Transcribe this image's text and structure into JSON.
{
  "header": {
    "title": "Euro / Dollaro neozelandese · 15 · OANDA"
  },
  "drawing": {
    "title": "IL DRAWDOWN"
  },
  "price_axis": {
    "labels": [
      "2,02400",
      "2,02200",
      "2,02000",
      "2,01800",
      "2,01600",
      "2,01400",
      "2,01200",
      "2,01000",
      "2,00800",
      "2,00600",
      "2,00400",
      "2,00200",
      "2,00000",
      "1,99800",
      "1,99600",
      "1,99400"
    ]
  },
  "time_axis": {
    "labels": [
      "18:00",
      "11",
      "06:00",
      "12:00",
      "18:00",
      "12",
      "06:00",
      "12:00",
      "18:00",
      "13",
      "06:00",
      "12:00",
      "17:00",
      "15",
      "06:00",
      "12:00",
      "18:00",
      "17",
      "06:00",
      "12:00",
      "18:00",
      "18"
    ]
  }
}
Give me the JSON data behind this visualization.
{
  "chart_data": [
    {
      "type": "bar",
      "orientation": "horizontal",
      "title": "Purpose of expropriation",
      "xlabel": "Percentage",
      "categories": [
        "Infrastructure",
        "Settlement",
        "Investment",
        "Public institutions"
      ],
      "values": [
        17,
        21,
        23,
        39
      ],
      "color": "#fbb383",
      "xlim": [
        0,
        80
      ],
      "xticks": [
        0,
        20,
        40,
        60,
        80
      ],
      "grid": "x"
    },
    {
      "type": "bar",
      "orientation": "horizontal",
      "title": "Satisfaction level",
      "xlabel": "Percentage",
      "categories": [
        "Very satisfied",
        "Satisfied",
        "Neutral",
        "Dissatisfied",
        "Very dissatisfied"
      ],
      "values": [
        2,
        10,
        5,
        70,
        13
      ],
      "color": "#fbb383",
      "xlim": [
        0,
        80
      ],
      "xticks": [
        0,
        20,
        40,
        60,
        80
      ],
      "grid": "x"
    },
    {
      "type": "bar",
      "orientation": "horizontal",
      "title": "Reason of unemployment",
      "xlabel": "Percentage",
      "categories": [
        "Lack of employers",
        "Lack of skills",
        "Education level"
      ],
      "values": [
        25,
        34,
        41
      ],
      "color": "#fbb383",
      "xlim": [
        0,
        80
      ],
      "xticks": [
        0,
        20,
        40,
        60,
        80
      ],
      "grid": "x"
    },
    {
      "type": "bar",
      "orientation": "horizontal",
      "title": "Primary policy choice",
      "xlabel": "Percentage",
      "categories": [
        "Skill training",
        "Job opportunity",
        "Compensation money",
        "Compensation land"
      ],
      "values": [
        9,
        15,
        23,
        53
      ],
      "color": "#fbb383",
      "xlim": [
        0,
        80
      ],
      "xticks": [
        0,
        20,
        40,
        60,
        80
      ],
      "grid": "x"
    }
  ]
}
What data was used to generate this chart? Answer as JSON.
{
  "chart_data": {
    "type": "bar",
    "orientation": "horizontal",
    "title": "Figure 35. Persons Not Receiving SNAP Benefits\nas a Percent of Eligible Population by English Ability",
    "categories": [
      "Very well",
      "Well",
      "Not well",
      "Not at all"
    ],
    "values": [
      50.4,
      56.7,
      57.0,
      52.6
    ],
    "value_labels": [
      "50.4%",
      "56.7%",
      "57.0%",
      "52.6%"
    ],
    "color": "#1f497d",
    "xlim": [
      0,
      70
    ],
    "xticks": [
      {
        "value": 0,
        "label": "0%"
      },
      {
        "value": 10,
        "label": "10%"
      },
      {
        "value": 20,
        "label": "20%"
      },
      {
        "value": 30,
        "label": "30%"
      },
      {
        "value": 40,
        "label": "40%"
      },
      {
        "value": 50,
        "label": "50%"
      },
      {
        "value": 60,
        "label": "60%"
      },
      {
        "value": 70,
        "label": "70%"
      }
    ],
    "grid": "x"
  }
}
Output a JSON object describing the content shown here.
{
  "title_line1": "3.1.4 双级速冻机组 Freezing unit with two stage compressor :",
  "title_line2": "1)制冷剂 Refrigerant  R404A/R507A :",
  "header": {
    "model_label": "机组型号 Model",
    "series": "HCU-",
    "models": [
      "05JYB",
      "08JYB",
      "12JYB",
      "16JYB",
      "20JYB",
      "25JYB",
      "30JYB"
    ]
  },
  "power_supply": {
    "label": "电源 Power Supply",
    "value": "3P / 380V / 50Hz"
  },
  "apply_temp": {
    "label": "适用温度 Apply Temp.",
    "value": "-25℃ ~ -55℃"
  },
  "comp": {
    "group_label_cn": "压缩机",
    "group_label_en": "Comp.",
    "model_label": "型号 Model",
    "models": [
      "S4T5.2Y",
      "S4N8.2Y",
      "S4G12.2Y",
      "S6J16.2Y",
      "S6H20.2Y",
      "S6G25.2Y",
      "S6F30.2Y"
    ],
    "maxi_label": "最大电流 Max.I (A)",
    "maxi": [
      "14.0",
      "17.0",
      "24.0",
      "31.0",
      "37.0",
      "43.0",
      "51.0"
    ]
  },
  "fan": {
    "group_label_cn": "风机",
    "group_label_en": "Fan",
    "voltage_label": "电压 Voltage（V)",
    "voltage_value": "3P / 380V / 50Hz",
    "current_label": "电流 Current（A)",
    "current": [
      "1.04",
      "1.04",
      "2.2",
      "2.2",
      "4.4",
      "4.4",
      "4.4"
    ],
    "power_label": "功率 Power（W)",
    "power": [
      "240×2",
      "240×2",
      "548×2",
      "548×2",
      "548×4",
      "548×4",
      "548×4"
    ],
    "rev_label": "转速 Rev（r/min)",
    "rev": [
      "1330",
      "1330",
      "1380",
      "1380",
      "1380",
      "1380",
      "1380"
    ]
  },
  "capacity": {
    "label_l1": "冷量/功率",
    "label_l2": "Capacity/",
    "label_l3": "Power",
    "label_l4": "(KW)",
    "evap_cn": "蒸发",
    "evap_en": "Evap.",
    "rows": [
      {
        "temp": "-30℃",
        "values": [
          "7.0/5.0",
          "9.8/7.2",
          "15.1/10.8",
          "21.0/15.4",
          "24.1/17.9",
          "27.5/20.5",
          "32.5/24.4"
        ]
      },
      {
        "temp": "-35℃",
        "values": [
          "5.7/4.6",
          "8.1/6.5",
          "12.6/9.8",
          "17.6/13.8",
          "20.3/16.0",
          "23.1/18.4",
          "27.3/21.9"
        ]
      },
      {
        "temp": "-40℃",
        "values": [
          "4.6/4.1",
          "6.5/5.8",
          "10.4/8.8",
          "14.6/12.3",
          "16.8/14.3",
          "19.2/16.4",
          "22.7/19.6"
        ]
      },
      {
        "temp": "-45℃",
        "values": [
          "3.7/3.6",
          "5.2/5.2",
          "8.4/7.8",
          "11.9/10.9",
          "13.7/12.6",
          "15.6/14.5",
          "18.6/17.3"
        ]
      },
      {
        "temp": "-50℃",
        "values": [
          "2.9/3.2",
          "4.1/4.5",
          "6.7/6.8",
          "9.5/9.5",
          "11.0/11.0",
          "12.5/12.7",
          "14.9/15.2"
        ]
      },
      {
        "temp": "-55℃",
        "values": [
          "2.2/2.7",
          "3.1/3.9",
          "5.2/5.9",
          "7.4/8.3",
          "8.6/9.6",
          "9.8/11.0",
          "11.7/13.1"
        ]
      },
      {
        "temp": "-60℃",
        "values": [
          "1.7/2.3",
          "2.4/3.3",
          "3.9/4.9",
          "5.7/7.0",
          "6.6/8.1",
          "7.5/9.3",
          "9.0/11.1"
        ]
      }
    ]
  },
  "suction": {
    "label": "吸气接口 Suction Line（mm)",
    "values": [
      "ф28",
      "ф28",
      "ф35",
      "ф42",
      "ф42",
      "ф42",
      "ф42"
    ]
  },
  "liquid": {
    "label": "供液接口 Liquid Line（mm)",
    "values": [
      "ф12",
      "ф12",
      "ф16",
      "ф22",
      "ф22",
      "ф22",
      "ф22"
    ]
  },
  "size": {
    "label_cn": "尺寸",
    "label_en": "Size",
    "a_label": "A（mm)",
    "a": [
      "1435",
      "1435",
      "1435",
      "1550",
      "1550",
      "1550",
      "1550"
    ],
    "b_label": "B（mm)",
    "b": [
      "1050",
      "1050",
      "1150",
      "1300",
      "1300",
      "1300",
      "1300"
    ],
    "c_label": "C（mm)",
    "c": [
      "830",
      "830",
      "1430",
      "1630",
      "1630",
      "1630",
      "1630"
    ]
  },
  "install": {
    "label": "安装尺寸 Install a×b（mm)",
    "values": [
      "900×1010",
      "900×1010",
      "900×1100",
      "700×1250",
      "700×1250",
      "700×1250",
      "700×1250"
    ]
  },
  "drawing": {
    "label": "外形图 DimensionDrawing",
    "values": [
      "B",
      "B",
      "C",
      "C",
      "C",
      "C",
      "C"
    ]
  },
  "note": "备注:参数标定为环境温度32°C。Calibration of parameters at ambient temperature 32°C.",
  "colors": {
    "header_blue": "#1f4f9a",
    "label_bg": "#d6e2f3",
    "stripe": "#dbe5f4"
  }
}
__________
## WHAT YOU SHOULD DO
Count the lines that hold the string "level" and state that number alone.

## RESPONSE
2